(Data records)
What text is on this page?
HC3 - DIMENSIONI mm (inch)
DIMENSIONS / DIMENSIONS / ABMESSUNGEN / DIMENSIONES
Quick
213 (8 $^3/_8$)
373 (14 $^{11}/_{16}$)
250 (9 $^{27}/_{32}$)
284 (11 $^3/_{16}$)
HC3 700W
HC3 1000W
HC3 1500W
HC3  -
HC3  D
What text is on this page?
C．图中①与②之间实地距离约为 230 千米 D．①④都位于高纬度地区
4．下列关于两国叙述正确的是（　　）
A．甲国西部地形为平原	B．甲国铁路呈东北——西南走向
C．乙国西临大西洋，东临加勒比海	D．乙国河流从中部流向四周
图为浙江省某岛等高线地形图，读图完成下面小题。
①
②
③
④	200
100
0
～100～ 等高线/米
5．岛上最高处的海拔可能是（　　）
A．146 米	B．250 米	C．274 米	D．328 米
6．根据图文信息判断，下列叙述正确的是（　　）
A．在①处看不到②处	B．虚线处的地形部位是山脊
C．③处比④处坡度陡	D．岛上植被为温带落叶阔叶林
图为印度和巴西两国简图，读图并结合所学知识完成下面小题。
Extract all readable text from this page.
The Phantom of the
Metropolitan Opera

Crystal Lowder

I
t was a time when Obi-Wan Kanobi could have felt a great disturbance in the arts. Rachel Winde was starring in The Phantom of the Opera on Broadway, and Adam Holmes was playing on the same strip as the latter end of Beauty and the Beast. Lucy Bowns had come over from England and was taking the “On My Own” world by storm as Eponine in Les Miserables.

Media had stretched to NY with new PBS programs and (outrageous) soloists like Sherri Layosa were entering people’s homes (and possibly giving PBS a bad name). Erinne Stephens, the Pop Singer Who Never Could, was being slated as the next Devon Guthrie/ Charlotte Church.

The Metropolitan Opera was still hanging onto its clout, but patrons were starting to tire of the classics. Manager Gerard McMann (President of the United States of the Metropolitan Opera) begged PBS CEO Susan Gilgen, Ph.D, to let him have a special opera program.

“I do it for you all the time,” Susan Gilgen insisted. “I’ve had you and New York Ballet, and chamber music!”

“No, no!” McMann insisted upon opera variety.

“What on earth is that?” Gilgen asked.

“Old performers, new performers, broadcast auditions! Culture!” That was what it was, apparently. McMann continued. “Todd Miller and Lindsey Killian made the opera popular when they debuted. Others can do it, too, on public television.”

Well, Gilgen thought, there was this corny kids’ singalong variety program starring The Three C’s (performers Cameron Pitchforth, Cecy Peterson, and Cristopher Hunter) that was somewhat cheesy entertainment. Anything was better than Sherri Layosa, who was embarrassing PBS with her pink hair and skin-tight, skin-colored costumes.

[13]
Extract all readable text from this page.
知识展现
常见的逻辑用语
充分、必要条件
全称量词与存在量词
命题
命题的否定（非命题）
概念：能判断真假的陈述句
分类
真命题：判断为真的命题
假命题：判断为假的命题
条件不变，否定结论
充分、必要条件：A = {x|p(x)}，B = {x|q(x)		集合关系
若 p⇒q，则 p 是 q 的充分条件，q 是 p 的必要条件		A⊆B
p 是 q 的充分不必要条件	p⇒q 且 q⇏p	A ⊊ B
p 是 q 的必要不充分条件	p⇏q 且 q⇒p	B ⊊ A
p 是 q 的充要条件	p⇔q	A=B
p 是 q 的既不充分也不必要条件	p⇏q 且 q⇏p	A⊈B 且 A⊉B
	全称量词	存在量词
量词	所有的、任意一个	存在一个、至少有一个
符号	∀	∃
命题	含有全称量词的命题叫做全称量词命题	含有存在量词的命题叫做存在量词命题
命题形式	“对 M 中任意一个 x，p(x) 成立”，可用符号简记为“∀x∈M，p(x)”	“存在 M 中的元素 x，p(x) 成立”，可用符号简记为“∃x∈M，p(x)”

Your task :: Pull out all lines containing the word "Phantom" from the entries above.

Answer for this exercise ::
The Phantom of the
t was a time when Obi-Wan Kanobi could have felt a great disturbance in the arts. Rachel Winde was starring in The Phantom of the Opera on Broadway, and Adam Holmes was playing on the same strip as the latter end of Beauty and the Beast. Lucy Bowns had come over from England and was taking the “On My Own” world by storm as Eponine in Les Miserables.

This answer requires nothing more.